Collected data
-*-*-

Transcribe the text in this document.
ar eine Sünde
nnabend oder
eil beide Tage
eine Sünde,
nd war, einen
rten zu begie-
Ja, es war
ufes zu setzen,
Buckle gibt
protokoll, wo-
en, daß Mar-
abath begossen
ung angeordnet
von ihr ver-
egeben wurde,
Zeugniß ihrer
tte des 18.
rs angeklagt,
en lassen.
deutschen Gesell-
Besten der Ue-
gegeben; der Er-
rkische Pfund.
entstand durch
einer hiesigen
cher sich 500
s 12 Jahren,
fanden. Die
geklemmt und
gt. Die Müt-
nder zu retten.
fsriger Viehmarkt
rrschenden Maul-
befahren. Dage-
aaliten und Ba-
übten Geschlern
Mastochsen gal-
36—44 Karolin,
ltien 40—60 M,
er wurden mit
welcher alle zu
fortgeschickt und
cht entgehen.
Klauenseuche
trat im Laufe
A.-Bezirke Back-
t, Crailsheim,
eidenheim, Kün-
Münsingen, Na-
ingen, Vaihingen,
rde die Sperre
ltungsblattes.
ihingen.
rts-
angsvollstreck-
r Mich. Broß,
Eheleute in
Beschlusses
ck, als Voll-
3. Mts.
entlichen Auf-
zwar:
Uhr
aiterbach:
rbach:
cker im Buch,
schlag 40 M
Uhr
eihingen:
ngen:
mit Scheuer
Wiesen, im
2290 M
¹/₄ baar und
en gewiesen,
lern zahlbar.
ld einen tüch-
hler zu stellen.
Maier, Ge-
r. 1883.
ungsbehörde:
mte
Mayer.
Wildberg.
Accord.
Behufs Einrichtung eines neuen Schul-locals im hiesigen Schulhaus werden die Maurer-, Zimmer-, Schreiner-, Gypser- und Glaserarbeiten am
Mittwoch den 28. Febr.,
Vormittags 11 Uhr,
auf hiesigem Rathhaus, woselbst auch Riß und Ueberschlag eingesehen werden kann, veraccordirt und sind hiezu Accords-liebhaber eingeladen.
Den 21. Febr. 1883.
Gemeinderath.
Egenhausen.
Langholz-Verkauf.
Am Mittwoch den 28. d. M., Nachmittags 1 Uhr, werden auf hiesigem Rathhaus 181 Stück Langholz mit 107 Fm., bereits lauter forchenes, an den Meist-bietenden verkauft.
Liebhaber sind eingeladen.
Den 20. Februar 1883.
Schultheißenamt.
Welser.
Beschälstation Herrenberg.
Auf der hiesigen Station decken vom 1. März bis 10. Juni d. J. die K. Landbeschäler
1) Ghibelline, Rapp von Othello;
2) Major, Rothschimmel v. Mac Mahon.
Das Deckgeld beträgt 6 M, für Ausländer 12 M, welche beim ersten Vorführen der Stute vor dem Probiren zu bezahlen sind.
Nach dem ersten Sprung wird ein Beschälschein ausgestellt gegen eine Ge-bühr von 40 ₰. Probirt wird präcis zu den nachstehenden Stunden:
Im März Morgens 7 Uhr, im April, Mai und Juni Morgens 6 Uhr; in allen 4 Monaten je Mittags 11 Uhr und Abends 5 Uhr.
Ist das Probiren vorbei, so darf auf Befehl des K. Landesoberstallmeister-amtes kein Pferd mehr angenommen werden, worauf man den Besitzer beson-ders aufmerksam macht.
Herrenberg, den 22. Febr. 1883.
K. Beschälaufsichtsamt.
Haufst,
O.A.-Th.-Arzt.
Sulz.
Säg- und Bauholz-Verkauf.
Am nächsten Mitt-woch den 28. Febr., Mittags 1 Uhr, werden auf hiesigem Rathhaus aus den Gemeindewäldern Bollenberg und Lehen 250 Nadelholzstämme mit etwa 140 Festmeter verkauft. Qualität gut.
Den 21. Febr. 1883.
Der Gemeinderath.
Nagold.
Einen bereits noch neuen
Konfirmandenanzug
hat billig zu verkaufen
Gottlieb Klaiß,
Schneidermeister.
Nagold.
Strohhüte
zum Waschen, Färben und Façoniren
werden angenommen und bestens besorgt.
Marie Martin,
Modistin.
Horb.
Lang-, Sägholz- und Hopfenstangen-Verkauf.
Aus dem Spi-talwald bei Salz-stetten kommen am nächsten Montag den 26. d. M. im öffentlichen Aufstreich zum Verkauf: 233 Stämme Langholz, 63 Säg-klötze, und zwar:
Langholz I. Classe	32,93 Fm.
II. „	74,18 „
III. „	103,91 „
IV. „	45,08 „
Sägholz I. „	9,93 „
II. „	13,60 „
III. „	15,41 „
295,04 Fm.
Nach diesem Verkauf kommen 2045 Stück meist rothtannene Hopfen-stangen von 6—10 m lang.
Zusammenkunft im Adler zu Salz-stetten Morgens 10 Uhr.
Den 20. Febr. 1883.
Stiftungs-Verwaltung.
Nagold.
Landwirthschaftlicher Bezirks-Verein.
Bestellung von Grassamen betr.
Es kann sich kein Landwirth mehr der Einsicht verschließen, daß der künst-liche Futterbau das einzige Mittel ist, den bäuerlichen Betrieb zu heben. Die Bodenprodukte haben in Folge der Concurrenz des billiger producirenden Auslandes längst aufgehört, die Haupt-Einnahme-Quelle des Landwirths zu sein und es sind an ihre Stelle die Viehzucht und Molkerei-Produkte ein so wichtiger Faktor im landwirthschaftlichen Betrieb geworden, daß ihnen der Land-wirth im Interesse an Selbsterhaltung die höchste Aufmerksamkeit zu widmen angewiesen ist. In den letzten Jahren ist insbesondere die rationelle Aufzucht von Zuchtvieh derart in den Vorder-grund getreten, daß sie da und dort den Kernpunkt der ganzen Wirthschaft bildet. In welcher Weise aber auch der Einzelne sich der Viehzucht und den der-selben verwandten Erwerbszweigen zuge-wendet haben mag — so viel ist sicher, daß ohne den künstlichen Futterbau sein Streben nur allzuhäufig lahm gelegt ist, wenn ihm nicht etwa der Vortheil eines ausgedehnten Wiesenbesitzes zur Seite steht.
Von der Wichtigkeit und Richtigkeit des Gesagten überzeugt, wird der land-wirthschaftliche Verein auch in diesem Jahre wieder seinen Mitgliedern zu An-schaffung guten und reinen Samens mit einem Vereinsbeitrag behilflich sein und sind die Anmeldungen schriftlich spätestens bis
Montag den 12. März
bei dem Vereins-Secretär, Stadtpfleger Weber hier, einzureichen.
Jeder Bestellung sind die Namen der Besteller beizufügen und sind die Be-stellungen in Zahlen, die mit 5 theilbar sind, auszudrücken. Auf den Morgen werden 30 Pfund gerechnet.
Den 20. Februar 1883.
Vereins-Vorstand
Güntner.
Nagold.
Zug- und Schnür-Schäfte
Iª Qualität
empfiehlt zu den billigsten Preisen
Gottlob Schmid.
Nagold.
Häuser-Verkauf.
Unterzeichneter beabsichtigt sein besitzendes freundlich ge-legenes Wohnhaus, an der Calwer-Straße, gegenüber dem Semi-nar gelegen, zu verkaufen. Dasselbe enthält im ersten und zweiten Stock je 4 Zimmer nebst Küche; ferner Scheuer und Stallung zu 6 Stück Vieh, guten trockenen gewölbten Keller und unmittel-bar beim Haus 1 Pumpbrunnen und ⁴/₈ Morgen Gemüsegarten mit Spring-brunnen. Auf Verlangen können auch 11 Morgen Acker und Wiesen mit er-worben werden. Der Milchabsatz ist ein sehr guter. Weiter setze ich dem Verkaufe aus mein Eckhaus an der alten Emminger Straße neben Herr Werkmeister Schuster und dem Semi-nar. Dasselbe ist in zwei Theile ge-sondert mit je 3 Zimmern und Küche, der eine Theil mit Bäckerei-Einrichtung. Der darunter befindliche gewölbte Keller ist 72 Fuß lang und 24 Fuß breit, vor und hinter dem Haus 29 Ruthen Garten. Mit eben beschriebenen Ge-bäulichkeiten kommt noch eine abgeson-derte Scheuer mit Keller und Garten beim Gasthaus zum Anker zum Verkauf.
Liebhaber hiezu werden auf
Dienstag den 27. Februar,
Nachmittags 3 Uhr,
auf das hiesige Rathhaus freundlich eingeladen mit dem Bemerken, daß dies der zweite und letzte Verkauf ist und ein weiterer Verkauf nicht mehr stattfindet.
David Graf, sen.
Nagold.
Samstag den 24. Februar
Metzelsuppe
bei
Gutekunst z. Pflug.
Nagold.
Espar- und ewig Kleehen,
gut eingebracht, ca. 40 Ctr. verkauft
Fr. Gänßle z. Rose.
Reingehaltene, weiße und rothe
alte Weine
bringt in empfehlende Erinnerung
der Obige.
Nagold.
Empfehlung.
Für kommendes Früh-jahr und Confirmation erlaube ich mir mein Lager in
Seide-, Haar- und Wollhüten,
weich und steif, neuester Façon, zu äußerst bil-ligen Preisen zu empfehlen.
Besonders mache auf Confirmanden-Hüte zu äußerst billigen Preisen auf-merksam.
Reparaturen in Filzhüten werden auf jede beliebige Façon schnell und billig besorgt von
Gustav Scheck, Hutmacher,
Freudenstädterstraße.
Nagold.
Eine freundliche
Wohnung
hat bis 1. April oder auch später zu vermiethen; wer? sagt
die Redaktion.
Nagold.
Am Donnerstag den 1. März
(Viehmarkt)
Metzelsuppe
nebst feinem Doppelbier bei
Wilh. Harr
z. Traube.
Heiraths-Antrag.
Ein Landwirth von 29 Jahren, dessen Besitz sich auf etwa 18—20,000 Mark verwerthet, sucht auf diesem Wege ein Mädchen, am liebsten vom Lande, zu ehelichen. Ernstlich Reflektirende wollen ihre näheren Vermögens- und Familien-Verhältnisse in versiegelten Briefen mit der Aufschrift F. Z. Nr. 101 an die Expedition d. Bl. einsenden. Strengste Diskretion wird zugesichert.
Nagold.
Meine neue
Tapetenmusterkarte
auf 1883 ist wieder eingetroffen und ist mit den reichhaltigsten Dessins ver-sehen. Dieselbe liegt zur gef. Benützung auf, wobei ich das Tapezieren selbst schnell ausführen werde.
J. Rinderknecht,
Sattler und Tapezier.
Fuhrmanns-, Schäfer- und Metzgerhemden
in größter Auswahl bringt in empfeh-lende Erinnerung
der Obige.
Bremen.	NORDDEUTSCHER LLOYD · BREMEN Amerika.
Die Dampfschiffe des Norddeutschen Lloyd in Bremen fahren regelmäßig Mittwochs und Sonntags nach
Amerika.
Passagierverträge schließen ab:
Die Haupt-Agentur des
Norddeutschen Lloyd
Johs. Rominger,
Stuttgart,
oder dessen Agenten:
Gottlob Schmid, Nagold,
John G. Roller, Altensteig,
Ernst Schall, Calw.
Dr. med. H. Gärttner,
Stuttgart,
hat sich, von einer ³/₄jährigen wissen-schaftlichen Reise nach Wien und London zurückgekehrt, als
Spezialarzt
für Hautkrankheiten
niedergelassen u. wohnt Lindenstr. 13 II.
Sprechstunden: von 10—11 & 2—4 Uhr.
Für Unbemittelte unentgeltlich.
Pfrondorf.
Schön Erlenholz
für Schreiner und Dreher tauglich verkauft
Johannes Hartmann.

-*-*-

▸ **WHAT IS REQUIRED**: From the records above, pull every line that has the string "zwar" and copy it.

▸ **SOLUTION FOR THIS PROBLEM**:
zwar:
Aus dem Spi-talwald bei Salz-stetten kommen am nächsten Montag den 26. d. M. im öffentlichen Aufstreich zum Verkauf: 233 Stämme Langholz, 63 Säg-klötze, und zwar:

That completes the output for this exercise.